• _Stated problem_
Copy the data exactly; pictures stay out of the copy.

• _Supplied records_

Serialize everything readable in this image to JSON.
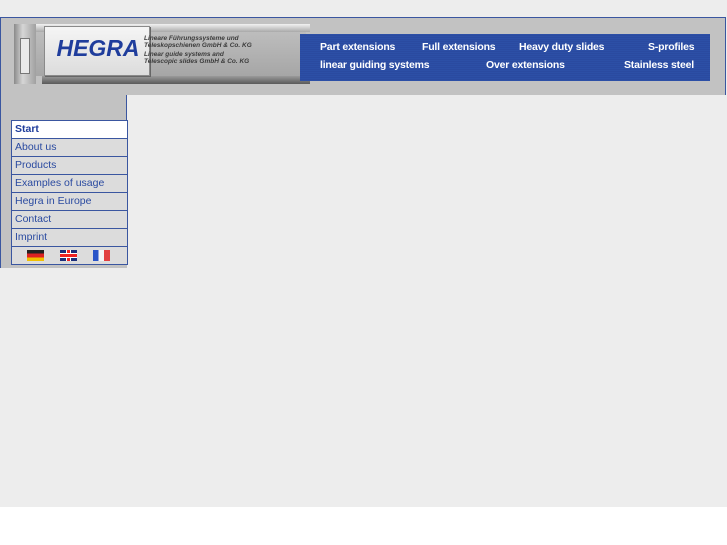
{
  "logo": {
    "brand": "HEGRA",
    "tagline_de_1": "Lineare Führungssysteme und",
    "tagline_de_2": "Teleskopschienen GmbH & Co. KG",
    "tagline_en_1": "Linear guide systems and",
    "tagline_en_2": "Telescopic slides GmbH & Co. KG"
  },
  "nav": {
    "row1": [
      "Part extensions",
      "Full extensions",
      "Heavy duty slides",
      "S-profiles"
    ],
    "row2": [
      "linear guiding systems",
      "Over extensions",
      "Stainless steel"
    ]
  },
  "menu": {
    "items": [
      {
        "label": "Start",
        "active": true
      },
      {
        "label": "About us"
      },
      {
        "label": "Products"
      },
      {
        "label": "Examples of usage"
      },
      {
        "label": "Hegra in Europe"
      },
      {
        "label": "Contact"
      },
      {
        "label": "Imprint"
      }
    ],
    "flags": [
      "german-flag-icon",
      "uk-flag-icon",
      "french-flag-icon"
    ]
  },
  "colors": {
    "brand_blue": "#2a4aa0",
    "header_gray": "#c2c2c2",
    "page_bg": "#ededed"
  }
}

• _Worked solution_
Serialize everything readable in this image to JSON.
{
  "logo": {
    "brand": "HEGRA",
    "tagline_de_1": "Lineare Führungssysteme und",
    "tagline_de_2": "Teleskopschienen GmbH & Co. KG",
    "tagline_en_1": "Linear guide systems and",
    "tagline_en_2": "Telescopic slides GmbH & Co. KG"
  },
  "nav": {
    "row1": [
      "Part extensions",
      "Full extensions",
      "Heavy duty slides",
      "S-profiles"
    ],
    "row2": [
      "linear guiding systems",
      "Over extensions",
      "Stainless steel"
    ]
  },
  "menu": {
    "items": [
      {
        "label": "Start",
        "active": true
      },
      {
        "label": "About us"
      },
      {
        "label": "Products"
      },
      {
        "label": "Examples of usage"
      },
      {
        "label": "Hegra in Europe"
      },
      {
        "label": "Contact"
      },
      {
        "label": "Imprint"
      }
    ],
    "flags": [
      "german-flag-icon",
      "uk-flag-icon",
      "french-flag-icon"
    ]
  },
  "colors": {
    "brand_blue": "#2a4aa0",
    "header_gray": "#c2c2c2",
    "page_bg": "#ededed"
  }
}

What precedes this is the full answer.